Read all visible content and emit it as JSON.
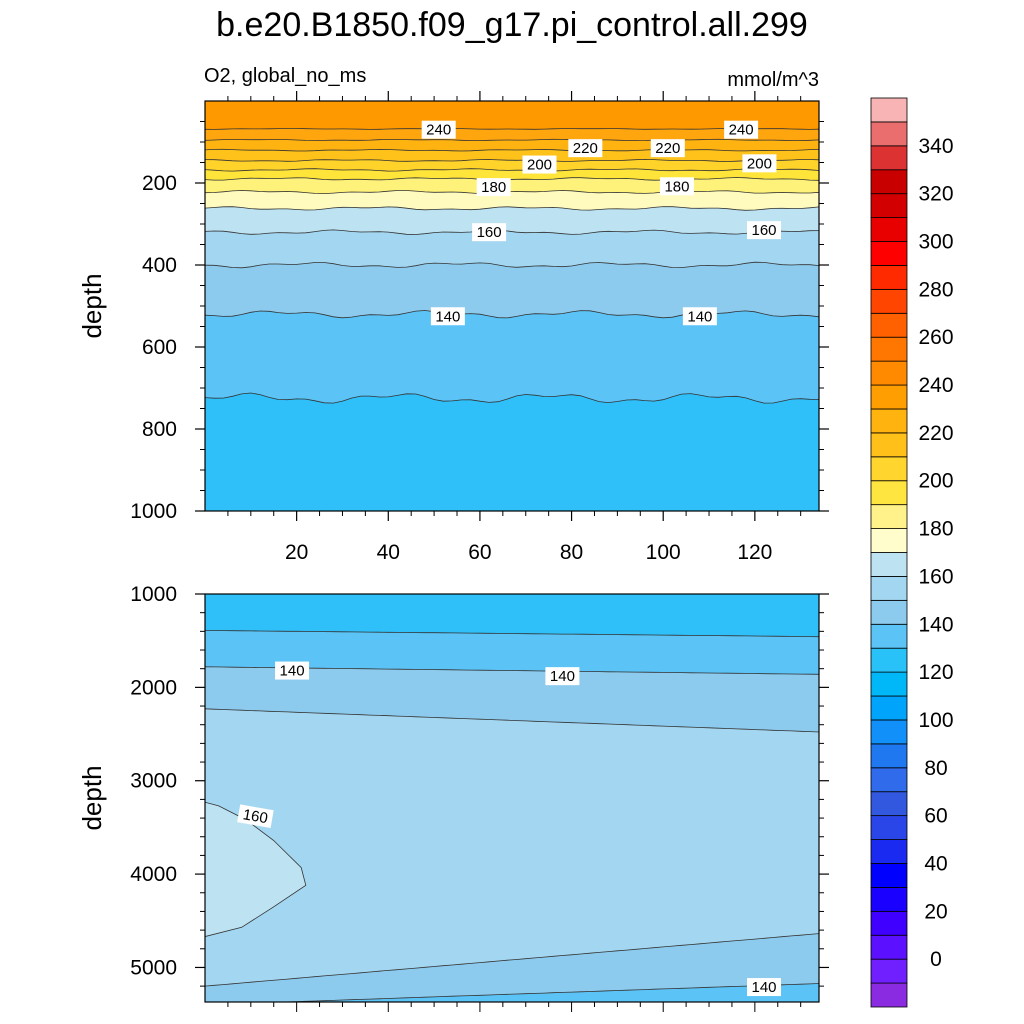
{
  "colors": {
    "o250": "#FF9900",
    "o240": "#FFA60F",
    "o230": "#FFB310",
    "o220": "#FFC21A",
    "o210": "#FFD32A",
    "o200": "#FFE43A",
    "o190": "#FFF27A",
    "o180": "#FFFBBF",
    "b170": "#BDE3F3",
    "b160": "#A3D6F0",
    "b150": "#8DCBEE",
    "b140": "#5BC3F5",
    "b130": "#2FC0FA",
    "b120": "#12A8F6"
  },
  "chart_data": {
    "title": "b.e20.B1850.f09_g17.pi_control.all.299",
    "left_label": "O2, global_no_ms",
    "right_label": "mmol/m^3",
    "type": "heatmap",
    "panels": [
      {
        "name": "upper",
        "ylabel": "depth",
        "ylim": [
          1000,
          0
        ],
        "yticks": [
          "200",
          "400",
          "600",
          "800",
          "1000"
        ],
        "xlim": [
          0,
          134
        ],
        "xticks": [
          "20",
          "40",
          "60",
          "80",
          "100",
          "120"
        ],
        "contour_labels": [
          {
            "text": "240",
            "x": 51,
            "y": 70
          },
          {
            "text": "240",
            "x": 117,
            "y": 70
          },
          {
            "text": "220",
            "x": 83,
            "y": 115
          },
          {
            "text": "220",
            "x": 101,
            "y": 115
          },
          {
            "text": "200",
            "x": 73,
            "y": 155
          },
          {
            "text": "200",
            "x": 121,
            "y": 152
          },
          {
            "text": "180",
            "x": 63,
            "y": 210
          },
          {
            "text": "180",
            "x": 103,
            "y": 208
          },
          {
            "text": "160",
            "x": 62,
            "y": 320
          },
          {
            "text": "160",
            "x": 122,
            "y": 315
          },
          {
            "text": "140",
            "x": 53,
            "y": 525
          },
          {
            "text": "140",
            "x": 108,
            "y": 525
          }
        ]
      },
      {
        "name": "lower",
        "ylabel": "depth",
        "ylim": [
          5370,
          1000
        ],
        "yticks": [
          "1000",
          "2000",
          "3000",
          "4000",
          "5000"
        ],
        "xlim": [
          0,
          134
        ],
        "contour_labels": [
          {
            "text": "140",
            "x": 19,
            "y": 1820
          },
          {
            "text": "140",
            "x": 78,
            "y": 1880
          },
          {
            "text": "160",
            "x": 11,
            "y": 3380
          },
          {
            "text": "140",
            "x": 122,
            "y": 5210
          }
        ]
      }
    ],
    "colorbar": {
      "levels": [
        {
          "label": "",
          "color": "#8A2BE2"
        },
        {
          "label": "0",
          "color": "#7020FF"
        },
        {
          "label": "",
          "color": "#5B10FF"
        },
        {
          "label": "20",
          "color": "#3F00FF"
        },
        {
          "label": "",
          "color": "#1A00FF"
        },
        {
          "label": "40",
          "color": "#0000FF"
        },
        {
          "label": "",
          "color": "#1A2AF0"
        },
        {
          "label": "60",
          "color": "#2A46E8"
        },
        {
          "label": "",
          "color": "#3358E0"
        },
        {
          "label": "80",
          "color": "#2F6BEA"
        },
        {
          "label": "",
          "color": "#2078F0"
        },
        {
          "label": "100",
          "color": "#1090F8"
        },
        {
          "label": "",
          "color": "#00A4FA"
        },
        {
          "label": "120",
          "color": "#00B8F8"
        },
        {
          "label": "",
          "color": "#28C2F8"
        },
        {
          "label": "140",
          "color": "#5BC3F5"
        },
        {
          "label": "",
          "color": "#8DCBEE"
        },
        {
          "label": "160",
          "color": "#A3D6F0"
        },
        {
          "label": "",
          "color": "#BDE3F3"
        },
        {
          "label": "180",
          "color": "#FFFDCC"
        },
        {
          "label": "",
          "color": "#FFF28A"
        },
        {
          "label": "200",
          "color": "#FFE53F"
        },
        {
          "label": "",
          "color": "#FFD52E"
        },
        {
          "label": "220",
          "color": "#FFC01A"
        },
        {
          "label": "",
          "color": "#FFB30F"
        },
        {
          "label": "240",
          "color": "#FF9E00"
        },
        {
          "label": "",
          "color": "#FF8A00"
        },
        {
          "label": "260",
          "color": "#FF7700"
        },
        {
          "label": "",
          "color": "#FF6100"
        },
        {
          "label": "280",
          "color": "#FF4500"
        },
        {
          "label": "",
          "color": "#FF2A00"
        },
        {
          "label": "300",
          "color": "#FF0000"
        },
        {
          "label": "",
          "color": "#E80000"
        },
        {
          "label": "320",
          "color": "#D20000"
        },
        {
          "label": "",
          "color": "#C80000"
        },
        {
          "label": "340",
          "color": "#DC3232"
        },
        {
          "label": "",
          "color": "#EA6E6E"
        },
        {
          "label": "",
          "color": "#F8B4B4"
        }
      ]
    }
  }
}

* * *

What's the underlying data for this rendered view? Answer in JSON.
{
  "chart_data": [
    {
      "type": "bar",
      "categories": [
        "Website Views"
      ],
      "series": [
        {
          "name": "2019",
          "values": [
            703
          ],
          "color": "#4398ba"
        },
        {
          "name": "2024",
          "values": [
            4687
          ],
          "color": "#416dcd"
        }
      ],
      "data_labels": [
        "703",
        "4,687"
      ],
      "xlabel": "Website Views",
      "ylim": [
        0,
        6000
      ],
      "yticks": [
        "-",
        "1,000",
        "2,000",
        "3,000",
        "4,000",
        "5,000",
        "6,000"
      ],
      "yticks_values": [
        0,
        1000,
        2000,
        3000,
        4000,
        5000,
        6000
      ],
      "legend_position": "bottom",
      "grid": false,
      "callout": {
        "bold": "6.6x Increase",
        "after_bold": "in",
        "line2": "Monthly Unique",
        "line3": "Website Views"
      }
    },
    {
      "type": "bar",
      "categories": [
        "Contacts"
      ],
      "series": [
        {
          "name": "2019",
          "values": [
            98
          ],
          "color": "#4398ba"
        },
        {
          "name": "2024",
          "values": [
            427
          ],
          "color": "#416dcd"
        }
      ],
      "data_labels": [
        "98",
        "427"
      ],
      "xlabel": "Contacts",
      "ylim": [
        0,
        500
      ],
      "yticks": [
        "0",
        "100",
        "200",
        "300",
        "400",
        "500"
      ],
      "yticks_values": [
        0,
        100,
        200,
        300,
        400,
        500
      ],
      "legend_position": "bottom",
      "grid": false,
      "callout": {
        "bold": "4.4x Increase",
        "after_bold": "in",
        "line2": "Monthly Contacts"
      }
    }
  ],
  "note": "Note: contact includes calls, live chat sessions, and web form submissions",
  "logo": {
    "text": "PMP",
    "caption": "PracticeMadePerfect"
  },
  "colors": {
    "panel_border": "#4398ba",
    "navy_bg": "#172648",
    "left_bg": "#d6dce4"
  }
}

Short task: Gather each line from the entries above that includes the word "Monthly".

Response:
        "line2": "Monthly Unique",
        "line2": "Monthly Contacts"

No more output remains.